**EXERCISE REQUIREMENTS:**
Reproduce the listing below without any change.

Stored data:
• • • • • • •
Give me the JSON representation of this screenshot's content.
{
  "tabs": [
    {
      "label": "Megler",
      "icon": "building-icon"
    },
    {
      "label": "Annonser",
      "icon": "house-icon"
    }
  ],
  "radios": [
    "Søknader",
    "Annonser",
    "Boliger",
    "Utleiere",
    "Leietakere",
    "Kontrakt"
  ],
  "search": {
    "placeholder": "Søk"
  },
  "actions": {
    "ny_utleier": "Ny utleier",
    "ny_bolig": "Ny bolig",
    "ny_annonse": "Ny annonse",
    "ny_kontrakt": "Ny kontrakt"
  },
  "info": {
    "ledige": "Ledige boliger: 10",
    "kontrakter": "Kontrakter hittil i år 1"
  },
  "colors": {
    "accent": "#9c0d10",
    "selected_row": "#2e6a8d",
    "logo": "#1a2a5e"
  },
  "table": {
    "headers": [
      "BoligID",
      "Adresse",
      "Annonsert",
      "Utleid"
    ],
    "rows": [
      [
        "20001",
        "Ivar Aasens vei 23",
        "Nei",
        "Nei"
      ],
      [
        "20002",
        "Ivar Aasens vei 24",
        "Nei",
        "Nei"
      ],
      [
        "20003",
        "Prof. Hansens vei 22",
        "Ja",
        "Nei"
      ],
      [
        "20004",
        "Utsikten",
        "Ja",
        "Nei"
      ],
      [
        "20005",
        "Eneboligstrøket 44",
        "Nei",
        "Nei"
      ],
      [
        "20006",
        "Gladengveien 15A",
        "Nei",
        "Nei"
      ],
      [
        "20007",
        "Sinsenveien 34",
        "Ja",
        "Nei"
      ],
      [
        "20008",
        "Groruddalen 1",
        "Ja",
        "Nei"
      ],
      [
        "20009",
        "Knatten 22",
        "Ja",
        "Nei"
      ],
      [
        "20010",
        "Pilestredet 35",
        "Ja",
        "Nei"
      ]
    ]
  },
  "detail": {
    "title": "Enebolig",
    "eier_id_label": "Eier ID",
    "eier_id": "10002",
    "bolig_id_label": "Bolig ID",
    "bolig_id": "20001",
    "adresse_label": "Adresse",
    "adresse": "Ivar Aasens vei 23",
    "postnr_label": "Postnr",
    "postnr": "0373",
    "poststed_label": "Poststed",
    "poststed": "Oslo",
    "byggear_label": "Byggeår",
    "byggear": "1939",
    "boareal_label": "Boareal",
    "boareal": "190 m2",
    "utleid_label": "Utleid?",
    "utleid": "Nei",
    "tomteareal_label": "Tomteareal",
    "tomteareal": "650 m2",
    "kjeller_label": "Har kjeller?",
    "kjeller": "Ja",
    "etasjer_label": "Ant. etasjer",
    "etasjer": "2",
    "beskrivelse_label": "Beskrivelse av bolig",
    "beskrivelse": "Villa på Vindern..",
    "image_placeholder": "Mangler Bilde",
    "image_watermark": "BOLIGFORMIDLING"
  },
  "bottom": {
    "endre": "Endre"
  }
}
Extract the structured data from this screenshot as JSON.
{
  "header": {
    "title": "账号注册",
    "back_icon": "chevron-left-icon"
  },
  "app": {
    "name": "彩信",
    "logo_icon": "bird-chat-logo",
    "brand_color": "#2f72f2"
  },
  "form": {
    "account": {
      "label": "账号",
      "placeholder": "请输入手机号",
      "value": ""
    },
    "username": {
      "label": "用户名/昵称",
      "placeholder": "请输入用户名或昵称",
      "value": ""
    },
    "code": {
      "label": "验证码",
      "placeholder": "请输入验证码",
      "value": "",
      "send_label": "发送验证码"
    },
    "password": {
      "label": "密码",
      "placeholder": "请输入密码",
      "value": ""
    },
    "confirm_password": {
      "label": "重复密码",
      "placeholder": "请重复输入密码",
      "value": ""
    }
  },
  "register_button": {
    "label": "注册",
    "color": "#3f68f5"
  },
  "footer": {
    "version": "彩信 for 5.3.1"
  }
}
• • • • • • •
**THE COMPLETED TASK:**
Give me the JSON representation of this screenshot's content.
{
  "tabs": [
    {
      "label": "Megler",
      "icon": "building-icon"
    },
    {
      "label": "Annonser",
      "icon": "house-icon"
    }
  ],
  "radios": [
    "Søknader",
    "Annonser",
    "Boliger",
    "Utleiere",
    "Leietakere",
    "Kontrakt"
  ],
  "search": {
    "placeholder": "Søk"
  },
  "actions": {
    "ny_utleier": "Ny utleier",
    "ny_bolig": "Ny bolig",
    "ny_annonse": "Ny annonse",
    "ny_kontrakt": "Ny kontrakt"
  },
  "info": {
    "ledige": "Ledige boliger: 10",
    "kontrakter": "Kontrakter hittil i år 1"
  },
  "colors": {
    "accent": "#9c0d10",
    "selected_row": "#2e6a8d",
    "logo": "#1a2a5e"
  },
  "table": {
    "headers": [
      "BoligID",
      "Adresse",
      "Annonsert",
      "Utleid"
    ],
    "rows": [
      [
        "20001",
        "Ivar Aasens vei 23",
        "Nei",
        "Nei"
      ],
      [
        "20002",
        "Ivar Aasens vei 24",
        "Nei",
        "Nei"
      ],
      [
        "20003",
        "Prof. Hansens vei 22",
        "Ja",
        "Nei"
      ],
      [
        "20004",
        "Utsikten",
        "Ja",
        "Nei"
      ],
      [
        "20005",
        "Eneboligstrøket 44",
        "Nei",
        "Nei"
      ],
      [
        "20006",
        "Gladengveien 15A",
        "Nei",
        "Nei"
      ],
      [
        "20007",
        "Sinsenveien 34",
        "Ja",
        "Nei"
      ],
      [
        "20008",
        "Groruddalen 1",
        "Ja",
        "Nei"
      ],
      [
        "20009",
        "Knatten 22",
        "Ja",
        "Nei"
      ],
      [
        "20010",
        "Pilestredet 35",
        "Ja",
        "Nei"
      ]
    ]
  },
  "detail": {
    "title": "Enebolig",
    "eier_id_label": "Eier ID",
    "eier_id": "10002",
    "bolig_id_label": "Bolig ID",
    "bolig_id": "20001",
    "adresse_label": "Adresse",
    "adresse": "Ivar Aasens vei 23",
    "postnr_label": "Postnr",
    "postnr": "0373",
    "poststed_label": "Poststed",
    "poststed": "Oslo",
    "byggear_label": "Byggeår",
    "byggear": "1939",
    "boareal_label": "Boareal",
    "boareal": "190 m2",
    "utleid_label": "Utleid?",
    "utleid": "Nei",
    "tomteareal_label": "Tomteareal",
    "tomteareal": "650 m2",
    "kjeller_label": "Har kjeller?",
    "kjeller": "Ja",
    "etasjer_label": "Ant. etasjer",
    "etasjer": "2",
    "beskrivelse_label": "Beskrivelse av bolig",
    "beskrivelse": "Villa på Vindern..",
    "image_placeholder": "Mangler Bilde",
    "image_watermark": "BOLIGFORMIDLING"
  },
  "bottom": {
    "endre": "Endre"
  }
}
Extract the structured data from this screenshot as JSON.
{
  "header": {
    "title": "账号注册",
    "back_icon": "chevron-left-icon"
  },
  "app": {
    "name": "彩信",
    "logo_icon": "bird-chat-logo",
    "brand_color": "#2f72f2"
  },
  "form": {
    "account": {
      "label": "账号",
      "placeholder": "请输入手机号",
      "value": ""
    },
    "username": {
      "label": "用户名/昵称",
      "placeholder": "请输入用户名或昵称",
      "value": ""
    },
    "code": {
      "label": "验证码",
      "placeholder": "请输入验证码",
      "value": "",
      "send_label": "发送验证码"
    },
    "password": {
      "label": "密码",
      "placeholder": "请输入密码",
      "value": ""
    },
    "confirm_password": {
      "label": "重复密码",
      "placeholder": "请重复输入密码",
      "value": ""
    }
  },
  "register_button": {
    "label": "注册",
    "color": "#3f68f5"
  },
  "footer": {
    "version": "彩信 for 5.3.1"
  }
}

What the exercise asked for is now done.